#### What to do
Rewrite the lines in the records below as a numbered list, leaving out any blank lines.

#### Dataset records
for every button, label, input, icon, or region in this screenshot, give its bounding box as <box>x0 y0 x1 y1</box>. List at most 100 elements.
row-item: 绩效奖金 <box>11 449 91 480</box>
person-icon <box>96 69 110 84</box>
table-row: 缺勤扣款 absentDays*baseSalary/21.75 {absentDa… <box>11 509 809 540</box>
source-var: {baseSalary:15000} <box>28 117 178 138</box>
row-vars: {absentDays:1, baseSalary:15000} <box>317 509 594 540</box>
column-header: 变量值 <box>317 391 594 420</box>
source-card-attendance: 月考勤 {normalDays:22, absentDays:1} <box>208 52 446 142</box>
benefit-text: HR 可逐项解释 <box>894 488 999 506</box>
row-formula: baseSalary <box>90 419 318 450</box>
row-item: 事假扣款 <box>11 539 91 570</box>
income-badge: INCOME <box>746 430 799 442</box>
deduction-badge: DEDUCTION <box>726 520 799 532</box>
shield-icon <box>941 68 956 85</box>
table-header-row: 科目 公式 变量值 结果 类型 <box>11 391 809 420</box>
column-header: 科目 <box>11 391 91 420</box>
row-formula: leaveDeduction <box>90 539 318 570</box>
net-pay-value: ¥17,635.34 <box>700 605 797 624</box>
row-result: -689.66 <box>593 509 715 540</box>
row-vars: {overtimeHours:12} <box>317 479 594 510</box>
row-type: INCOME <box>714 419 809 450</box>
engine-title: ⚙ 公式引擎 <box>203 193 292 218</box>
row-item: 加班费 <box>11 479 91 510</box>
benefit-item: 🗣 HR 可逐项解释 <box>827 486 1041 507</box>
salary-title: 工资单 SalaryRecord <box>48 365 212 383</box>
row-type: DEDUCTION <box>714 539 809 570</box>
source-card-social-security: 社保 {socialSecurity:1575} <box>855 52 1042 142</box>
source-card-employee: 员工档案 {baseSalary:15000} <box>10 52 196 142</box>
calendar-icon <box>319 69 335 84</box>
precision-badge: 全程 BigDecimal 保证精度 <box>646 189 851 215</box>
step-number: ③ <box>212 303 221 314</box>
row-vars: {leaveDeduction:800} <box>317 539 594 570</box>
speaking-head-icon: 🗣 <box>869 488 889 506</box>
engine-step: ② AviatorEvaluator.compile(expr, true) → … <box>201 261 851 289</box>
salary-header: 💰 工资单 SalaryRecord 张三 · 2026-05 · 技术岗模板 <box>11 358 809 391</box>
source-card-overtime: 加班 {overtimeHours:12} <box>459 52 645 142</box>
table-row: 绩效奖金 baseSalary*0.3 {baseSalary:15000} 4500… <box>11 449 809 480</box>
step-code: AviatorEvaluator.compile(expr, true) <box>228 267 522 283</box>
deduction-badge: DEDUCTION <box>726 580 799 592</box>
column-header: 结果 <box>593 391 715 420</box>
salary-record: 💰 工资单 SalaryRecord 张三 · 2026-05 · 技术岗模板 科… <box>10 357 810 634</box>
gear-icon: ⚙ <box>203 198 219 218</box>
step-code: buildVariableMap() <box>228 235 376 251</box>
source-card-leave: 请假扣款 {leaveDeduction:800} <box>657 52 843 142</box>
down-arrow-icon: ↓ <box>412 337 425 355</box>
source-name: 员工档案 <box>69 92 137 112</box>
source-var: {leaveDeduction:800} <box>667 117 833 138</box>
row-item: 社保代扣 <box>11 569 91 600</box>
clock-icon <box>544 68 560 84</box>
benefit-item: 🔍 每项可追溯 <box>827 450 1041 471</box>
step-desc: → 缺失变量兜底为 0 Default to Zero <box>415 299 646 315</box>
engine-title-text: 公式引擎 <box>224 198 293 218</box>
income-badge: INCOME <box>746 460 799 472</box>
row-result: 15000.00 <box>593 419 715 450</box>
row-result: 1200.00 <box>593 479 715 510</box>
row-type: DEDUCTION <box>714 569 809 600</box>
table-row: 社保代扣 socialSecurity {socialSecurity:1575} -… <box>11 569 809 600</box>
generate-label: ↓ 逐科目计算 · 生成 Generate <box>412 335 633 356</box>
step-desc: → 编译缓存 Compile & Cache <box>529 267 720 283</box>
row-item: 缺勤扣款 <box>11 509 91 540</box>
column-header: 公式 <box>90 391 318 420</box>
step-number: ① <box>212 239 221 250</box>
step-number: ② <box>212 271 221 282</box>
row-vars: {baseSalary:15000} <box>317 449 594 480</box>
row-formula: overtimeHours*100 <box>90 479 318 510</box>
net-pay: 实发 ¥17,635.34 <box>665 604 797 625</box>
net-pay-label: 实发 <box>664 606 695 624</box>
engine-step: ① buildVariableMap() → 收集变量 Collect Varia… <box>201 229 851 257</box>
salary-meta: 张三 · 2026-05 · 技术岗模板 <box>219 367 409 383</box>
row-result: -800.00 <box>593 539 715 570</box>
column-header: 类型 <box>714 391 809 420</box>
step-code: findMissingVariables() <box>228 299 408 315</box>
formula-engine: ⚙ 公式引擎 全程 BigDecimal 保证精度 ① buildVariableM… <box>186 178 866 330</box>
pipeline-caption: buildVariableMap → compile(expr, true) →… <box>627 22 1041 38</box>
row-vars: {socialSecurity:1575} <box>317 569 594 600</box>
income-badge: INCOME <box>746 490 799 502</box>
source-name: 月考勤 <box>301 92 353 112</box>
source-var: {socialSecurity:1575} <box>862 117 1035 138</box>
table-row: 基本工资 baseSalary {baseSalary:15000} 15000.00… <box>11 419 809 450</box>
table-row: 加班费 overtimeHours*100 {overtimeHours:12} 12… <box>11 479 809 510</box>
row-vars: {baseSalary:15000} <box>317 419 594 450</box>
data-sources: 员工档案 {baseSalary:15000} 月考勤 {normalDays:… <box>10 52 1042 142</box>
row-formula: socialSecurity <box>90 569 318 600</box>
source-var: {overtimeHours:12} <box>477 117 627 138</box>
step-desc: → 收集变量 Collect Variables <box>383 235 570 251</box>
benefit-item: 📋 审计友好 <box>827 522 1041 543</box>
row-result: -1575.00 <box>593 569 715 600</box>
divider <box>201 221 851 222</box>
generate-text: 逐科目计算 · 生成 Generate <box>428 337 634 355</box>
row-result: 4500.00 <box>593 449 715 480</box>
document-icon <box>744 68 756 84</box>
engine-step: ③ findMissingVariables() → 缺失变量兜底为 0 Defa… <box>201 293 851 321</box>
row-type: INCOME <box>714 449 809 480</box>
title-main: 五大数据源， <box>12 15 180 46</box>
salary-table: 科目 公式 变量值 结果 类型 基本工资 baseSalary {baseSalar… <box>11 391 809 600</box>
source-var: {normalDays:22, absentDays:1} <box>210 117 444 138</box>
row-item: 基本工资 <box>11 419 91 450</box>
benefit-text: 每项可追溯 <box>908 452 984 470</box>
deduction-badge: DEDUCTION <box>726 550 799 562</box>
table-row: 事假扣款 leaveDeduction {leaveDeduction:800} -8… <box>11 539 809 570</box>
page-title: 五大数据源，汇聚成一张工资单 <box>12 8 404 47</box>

#### Exercise output
1. for every button, label, input, icon, or region in this screenshot, give its bounding box as <box>x0 y0 x1 y1</box>. List at most 100 elements.
2. row-item: 绩效奖金 <box>11 449 91 480</box>
3. person-icon <box>96 69 110 84</box>
4. table-row: 缺勤扣款 absentDays*baseSalary/21.75 {absentDa… <box>11 509 809 540</box>
5. source-var: {baseSalary:15000} <box>28 117 178 138</box>
6. row-vars: {absentDays:1, baseSalary:15000} <box>317 509 594 540</box>
7. column-header: 变量值 <box>317 391 594 420</box>
8. source-card-attendance: 月考勤 {normalDays:22, absentDays:1} <box>208 52 446 142</box>
9. benefit-text: HR 可逐项解释 <box>894 488 999 506</box>
10. row-formula: baseSalary <box>90 419 318 450</box>
11. row-item: 事假扣款 <box>11 539 91 570</box>
12. income-badge: INCOME <box>746 430 799 442</box>
13. deduction-badge: DEDUCTION <box>726 520 799 532</box>
14. shield-icon <box>941 68 956 85</box>
15. table-header-row: 科目 公式 变量值 结果 类型 <box>11 391 809 420</box>
16. column-header: 科目 <box>11 391 91 420</box>
17. row-formula: leaveDeduction <box>90 539 318 570</box>
18. net-pay-value: ¥17,635.34 <box>700 605 797 624</box>
19. row-result: -689.66 <box>593 509 715 540</box>
20. row-vars: {overtimeHours:12} <box>317 479 594 510</box>
21. row-type: INCOME <box>714 419 809 450</box>
22. engine-title: ⚙ 公式引擎 <box>203 193 292 218</box>
23. row-item: 加班费 <box>11 479 91 510</box>
24. benefit-item: 🗣 HR 可逐项解释 <box>827 486 1041 507</box>
25. salary-title: 工资单 SalaryRecord <box>48 365 212 383</box>
26. row-type: DEDUCTION <box>714 539 809 570</box>
27. source-card-social-security: 社保 {socialSecurity:1575} <box>855 52 1042 142</box>
28. source-card-employee: 员工档案 {baseSalary:15000} <box>10 52 196 142</box>
29. calendar-icon <box>319 69 335 84</box>
30. precision-badge: 全程 BigDecimal 保证精度 <box>646 189 851 215</box>
31. step-number: ③ <box>212 303 221 314</box>
32. row-vars: {leaveDeduction:800} <box>317 539 594 570</box>
33. speaking-head-icon: 🗣 <box>869 488 889 506</box>
34. engine-step: ② AviatorEvaluator.compile(expr, true) → … <box>201 261 851 289</box>
35. salary-header: 💰 工资单 SalaryRecord 张三 · 2026-05 · 技术岗模板 <box>11 358 809 391</box>
36. source-card-overtime: 加班 {overtimeHours:12} <box>459 52 645 142</box>
37. table-row: 绩效奖金 baseSalary*0.3 {baseSalary:15000} 4500… <box>11 449 809 480</box>
38. step-code: AviatorEvaluator.compile(expr, true) <box>228 267 522 283</box>
39. deduction-badge: DEDUCTION <box>726 580 799 592</box>
40. column-header: 结果 <box>593 391 715 420</box>
41. salary-record: 💰 工资单 SalaryRecord 张三 · 2026-05 · 技术岗模板 科… <box>10 357 810 634</box>
42. gear-icon: ⚙ <box>203 198 219 218</box>
43. step-code: buildVariableMap() <box>228 235 376 251</box>
44. source-card-leave: 请假扣款 {leaveDeduction:800} <box>657 52 843 142</box>
45. down-arrow-icon: ↓ <box>412 337 425 355</box>
46. source-name: 员工档案 <box>69 92 137 112</box>
47. source-var: {leaveDeduction:800} <box>667 117 833 138</box>
48. row-item: 社保代扣 <box>11 569 91 600</box>
49. clock-icon <box>544 68 560 84</box>
50. benefit-item: 🔍 每项可追溯 <box>827 450 1041 471</box>
51. step-desc: → 缺失变量兜底为 0 Default to Zero <box>415 299 646 315</box>
52. engine-title-text: 公式引擎 <box>224 198 293 218</box>
53. income-badge: INCOME <box>746 460 799 472</box>
54. row-result: 15000.00 <box>593 419 715 450</box>
55. row-result: 1200.00 <box>593 479 715 510</box>
56. row-type: DEDUCTION <box>714 569 809 600</box>
57. table-row: 社保代扣 socialSecurity {socialSecurity:1575} -… <box>11 569 809 600</box>
58. generate-label: ↓ 逐科目计算 · 生成 Generate <box>412 335 633 356</box>
59. step-desc: → 编译缓存 Compile & Cache <box>529 267 720 283</box>
60. row-item: 缺勤扣款 <box>11 509 91 540</box>
61. column-header: 公式 <box>90 391 318 420</box>
62. step-number: ① <box>212 239 221 250</box>
63. step-number: ② <box>212 271 221 282</box>
64. row-vars: {baseSalary:15000} <box>317 449 594 480</box>
65. row-formula: overtimeHours*100 <box>90 479 318 510</box>
66. net-pay: 实发 ¥17,635.34 <box>665 604 797 625</box>
67. net-pay-label: 实发 <box>664 606 695 624</box>
68. engine-step: ① buildVariableMap() → 收集变量 Collect Varia… <box>201 229 851 257</box>
69. salary-meta: 张三 · 2026-05 · 技术岗模板 <box>219 367 409 383</box>
70. row-result: -800.00 <box>593 539 715 570</box>
71. column-header: 类型 <box>714 391 809 420</box>
72. step-code: findMissingVariables() <box>228 299 408 315</box>
73. formula-engine: ⚙ 公式引擎 全程 BigDecimal 保证精度 ① buildVariableM… <box>186 178 866 330</box>
74. pipeline-caption: buildVariableMap → compile(expr, true) →… <box>627 22 1041 38</box>
75. row-vars: {socialSecurity:1575} <box>317 569 594 600</box>
76. income-badge: INCOME <box>746 490 799 502</box>
77. source-name: 月考勤 <box>301 92 353 112</box>
78. source-var: {socialSecurity:1575} <box>862 117 1035 138</box>
79. table-row: 基本工资 baseSalary {baseSalary:15000} 15000.00… <box>11 419 809 450</box>
80. table-row: 加班费 overtimeHours*100 {overtimeHours:12} 12… <box>11 479 809 510</box>
81. row-vars: {baseSalary:15000} <box>317 419 594 450</box>
82. data-sources: 员工档案 {baseSalary:15000} 月考勤 {normalDays:… <box>10 52 1042 142</box>
83. row-formula: socialSecurity <box>90 569 318 600</box>
84. source-var: {overtimeHours:12} <box>477 117 627 138</box>
85. step-desc: → 收集变量 Collect Variables <box>383 235 570 251</box>
86. benefit-item: 📋 审计友好 <box>827 522 1041 543</box>
87. row-result: -1575.00 <box>593 569 715 600</box>
88. divider <box>201 221 851 222</box>
89. generate-text: 逐科目计算 · 生成 Generate <box>428 337 634 355</box>
90. row-result: 4500.00 <box>593 449 715 480</box>
91. document-icon <box>744 68 756 84</box>
92. engine-step: ③ findMissingVariables() → 缺失变量兜底为 0 Defa… <box>201 293 851 321</box>
93. row-type: INCOME <box>714 449 809 480</box>
94. title-main: 五大数据源， <box>12 15 180 46</box>
95. salary-table: 科目 公式 变量值 结果 类型 基本工资 baseSalary {baseSalar… <box>11 391 809 600</box>
96. source-var: {normalDays:22, absentDays:1} <box>210 117 444 138</box>
97. row-item: 基本工资 <box>11 419 91 450</box>
98. benefit-text: 每项可追溯 <box>908 452 984 470</box>
99. deduction-badge: DEDUCTION <box>726 550 799 562</box>
100. table-row: 事假扣款 leaveDeduction {leaveDeduction:800} -8… <box>11 539 809 570</box>
101. page-title: 五大数据源，汇聚成一张工资单 <box>12 8 404 47</box>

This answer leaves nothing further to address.